* _WHAT IS REQUIRED_
Using the listing below, extract each line that has the word "ylabel" in it.

* _INFORMATION SHOWN_
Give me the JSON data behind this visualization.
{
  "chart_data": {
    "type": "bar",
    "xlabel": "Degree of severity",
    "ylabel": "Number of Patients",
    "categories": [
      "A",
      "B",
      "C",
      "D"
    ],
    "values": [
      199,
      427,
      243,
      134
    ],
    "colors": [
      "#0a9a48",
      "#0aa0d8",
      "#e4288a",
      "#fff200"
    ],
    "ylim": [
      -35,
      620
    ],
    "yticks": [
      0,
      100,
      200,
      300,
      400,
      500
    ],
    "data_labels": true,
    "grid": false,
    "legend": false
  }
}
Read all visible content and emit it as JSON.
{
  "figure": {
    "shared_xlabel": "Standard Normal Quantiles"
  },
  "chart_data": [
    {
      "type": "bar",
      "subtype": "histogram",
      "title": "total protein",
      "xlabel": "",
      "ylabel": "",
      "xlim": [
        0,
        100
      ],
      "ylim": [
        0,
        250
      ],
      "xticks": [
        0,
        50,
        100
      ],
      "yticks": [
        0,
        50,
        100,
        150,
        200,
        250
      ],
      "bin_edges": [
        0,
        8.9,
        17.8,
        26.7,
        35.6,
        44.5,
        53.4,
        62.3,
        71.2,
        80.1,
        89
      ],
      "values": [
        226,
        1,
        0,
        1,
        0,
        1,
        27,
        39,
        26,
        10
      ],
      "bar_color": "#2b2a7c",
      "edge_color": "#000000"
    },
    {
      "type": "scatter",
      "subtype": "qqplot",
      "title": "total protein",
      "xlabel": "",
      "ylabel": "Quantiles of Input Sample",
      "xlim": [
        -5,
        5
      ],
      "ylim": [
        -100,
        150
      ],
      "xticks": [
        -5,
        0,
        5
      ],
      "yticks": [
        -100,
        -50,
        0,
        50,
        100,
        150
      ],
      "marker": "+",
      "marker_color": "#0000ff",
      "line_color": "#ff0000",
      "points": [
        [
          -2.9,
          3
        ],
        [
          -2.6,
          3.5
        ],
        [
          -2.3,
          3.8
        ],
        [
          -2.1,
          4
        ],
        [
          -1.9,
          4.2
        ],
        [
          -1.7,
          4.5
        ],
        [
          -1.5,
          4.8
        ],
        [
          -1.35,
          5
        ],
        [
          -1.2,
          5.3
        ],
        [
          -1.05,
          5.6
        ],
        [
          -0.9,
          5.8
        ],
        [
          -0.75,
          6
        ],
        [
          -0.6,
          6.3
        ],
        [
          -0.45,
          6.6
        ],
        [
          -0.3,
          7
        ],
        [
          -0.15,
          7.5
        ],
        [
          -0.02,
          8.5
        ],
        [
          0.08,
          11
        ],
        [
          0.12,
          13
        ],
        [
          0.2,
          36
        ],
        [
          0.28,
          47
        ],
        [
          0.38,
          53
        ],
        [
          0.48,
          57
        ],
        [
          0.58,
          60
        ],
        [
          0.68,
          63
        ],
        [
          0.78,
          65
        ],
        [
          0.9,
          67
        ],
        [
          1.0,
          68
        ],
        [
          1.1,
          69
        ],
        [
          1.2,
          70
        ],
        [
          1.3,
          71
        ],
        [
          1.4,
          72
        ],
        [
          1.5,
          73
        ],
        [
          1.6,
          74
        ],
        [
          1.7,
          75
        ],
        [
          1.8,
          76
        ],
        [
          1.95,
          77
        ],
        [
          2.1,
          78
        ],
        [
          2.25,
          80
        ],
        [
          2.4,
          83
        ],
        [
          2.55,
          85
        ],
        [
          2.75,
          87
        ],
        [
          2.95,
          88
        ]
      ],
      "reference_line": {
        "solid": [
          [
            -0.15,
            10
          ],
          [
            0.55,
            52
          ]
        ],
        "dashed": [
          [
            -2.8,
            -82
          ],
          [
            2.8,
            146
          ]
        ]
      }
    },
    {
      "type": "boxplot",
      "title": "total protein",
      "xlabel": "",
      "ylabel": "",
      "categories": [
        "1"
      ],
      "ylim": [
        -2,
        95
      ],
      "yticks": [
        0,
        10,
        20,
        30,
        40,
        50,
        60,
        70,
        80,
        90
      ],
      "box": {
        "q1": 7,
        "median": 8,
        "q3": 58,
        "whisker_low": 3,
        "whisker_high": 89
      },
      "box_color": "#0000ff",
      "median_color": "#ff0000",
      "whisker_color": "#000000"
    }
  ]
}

* _YOUR RESPONSE_
    "ylabel": "Number of Patients",
      "ylabel": "",
      "ylabel": "Quantiles of Input Sample",
      "ylabel": "",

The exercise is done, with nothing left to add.